_Recorded data:_
## Start
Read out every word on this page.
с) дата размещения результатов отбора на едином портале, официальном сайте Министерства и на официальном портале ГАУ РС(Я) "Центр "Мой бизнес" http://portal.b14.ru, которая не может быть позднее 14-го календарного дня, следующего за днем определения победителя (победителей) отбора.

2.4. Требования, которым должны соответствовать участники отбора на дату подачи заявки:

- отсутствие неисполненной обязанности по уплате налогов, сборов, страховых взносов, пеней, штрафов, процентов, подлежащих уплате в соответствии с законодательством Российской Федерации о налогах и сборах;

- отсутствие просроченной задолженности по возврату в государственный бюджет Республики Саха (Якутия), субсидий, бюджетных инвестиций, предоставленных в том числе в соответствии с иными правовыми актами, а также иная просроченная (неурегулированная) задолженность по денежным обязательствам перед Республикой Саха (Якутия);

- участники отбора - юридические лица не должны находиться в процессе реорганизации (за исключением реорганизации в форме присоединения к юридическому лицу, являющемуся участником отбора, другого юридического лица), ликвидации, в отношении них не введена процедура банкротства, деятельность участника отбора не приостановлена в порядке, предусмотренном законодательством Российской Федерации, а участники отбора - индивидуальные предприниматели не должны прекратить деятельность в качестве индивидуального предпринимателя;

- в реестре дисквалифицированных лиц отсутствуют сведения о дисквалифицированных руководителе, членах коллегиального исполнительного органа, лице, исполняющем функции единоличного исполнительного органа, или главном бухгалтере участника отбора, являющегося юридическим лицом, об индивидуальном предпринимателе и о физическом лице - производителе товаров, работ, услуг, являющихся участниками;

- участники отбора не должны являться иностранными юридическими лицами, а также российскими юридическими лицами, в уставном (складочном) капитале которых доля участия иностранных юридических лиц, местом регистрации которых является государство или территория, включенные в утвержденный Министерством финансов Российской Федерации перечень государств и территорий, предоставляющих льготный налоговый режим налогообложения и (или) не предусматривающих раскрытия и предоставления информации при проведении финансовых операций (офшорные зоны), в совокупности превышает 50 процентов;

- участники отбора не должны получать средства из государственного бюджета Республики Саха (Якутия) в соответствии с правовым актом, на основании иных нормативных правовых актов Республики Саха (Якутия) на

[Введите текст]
## End
_Exercise:_ Pick out, from the lines above, every one that contains the string "участника".

_Reply to the exercise:_
- участники отбора - юридические лица не должны находиться в процессе реорганизации (за исключением реорганизации в форме присоединения к юридическому лицу, являющемуся участником отбора, другого юридического лица), ликвидации, в отношении них не введена процедура банкротства, деятельность участника отбора не приостановлена в порядке, предусмотренном законодательством Российской Федерации, а участники отбора - индивидуальные предприниматели не должны прекратить деятельность в качестве индивидуального предпринимателя;
- в реестре дисквалифицированных лиц отсутствуют сведения о дисквалифицированных руководителе, членах коллегиального исполнительного органа, лице, исполняющем функции единоличного исполнительного органа, или главном бухгалтере участника отбора, являющегося юридическим лицом, об индивидуальном предпринимателе и о физическом лице - производителе товаров, работ, услуг, являющихся участниками;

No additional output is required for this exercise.